> What you need to do
Scan the data for "median" and copy the lines it appears in.

> Source records
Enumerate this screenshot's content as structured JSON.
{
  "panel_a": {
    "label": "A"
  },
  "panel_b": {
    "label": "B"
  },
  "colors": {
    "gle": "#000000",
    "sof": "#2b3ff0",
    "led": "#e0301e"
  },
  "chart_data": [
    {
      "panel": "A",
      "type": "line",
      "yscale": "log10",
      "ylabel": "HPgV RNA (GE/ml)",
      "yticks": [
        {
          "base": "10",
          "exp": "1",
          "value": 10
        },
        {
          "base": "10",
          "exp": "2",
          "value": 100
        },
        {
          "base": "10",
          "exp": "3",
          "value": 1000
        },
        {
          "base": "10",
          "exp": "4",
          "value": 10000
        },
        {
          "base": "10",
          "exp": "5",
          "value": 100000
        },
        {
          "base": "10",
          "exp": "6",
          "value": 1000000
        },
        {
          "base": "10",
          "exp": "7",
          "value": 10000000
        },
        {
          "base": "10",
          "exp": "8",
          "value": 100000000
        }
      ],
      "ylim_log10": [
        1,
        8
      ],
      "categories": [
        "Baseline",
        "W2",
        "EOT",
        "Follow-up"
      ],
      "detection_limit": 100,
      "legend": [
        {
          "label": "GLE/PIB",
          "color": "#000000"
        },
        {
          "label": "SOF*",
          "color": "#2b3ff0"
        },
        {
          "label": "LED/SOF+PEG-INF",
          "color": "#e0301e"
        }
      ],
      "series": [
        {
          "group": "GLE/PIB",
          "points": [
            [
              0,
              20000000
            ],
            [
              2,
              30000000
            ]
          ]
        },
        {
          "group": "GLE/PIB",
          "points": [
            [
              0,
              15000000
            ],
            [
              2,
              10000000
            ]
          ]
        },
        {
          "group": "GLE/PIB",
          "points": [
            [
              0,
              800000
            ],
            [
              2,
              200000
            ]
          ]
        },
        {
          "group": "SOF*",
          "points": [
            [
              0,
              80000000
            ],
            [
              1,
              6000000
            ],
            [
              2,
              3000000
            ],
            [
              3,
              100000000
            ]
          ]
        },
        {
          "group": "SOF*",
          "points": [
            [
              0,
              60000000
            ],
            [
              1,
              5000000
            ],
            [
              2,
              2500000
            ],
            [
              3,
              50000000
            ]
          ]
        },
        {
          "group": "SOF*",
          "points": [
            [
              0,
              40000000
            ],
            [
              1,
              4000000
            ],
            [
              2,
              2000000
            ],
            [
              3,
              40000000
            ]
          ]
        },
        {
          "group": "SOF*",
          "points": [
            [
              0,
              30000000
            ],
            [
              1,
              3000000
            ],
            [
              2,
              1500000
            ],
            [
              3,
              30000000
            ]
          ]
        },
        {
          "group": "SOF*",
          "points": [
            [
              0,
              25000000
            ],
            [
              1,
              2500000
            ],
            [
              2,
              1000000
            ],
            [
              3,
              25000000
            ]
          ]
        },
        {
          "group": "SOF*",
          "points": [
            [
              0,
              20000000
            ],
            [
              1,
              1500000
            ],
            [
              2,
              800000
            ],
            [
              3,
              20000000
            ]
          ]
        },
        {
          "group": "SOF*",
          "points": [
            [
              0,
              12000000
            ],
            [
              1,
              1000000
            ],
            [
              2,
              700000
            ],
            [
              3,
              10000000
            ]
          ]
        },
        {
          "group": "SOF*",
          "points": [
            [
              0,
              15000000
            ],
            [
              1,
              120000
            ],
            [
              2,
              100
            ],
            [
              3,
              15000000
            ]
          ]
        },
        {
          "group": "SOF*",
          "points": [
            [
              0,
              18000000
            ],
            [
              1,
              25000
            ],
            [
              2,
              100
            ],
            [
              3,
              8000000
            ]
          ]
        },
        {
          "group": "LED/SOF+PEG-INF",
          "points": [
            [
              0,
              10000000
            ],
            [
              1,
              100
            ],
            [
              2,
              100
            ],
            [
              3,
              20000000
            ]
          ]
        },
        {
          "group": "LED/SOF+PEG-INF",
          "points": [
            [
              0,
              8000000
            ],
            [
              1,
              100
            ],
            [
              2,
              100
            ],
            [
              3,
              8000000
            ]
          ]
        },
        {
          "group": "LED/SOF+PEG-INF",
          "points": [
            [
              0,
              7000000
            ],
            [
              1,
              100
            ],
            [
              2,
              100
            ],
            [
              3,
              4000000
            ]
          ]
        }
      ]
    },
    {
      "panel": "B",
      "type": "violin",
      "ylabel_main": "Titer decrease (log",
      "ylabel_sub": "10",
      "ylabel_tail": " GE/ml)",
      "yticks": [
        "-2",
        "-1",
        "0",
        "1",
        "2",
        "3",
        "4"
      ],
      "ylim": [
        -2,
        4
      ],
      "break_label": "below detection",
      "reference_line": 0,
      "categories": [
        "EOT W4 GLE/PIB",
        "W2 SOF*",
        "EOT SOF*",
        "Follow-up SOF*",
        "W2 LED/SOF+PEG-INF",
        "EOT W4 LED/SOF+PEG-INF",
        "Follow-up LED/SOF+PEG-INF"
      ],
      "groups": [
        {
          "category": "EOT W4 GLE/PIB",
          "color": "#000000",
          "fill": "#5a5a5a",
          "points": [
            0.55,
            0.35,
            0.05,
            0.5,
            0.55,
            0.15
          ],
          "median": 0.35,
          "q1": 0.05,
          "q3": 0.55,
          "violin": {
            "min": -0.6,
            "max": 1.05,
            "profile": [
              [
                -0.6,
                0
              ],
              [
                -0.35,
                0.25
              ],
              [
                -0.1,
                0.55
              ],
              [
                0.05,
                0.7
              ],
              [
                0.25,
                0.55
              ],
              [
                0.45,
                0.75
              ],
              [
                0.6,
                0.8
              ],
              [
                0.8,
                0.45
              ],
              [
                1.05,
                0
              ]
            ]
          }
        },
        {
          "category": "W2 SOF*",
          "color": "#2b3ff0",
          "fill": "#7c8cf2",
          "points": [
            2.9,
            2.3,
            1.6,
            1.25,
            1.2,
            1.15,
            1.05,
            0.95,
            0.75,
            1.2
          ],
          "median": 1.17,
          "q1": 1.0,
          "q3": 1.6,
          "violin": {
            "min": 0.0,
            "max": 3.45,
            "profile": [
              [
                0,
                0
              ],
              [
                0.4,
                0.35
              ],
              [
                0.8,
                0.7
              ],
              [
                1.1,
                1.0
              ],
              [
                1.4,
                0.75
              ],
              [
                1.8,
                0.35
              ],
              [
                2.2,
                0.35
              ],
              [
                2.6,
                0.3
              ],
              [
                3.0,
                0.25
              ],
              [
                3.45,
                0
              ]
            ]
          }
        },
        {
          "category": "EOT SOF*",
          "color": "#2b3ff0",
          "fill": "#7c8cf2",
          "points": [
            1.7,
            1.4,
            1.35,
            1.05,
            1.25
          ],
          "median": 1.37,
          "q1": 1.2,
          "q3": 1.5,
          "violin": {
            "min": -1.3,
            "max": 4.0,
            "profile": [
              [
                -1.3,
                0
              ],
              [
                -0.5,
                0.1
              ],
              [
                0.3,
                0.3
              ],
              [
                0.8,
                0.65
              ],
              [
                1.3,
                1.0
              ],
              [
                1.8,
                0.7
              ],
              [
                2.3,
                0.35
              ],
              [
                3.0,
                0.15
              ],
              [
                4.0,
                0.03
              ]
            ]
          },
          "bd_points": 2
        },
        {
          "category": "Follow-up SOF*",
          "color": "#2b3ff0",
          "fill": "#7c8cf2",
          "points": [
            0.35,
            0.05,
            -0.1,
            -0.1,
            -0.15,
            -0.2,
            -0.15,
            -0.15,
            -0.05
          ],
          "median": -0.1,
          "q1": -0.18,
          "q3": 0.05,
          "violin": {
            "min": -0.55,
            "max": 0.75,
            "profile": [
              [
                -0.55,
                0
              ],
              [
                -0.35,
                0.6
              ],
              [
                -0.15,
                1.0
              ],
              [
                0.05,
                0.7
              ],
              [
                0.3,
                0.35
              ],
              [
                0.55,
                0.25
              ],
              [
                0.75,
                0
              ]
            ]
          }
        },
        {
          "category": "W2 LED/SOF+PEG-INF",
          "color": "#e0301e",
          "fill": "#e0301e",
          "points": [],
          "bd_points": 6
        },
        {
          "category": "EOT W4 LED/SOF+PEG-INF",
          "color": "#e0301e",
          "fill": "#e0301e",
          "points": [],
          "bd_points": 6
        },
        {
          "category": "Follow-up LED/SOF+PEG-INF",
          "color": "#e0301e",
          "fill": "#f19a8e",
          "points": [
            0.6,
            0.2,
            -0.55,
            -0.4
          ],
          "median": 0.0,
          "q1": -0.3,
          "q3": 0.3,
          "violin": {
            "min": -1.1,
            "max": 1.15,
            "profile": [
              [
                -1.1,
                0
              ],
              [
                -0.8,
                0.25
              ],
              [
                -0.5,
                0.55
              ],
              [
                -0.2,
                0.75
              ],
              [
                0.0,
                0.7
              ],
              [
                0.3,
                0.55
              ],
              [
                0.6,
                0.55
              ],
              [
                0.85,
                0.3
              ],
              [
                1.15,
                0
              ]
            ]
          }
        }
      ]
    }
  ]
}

> Full solution
          "median": 0.35,
          "median": 1.17,
          "median": 1.37,
          "median": -0.1,
          "median": 0.0,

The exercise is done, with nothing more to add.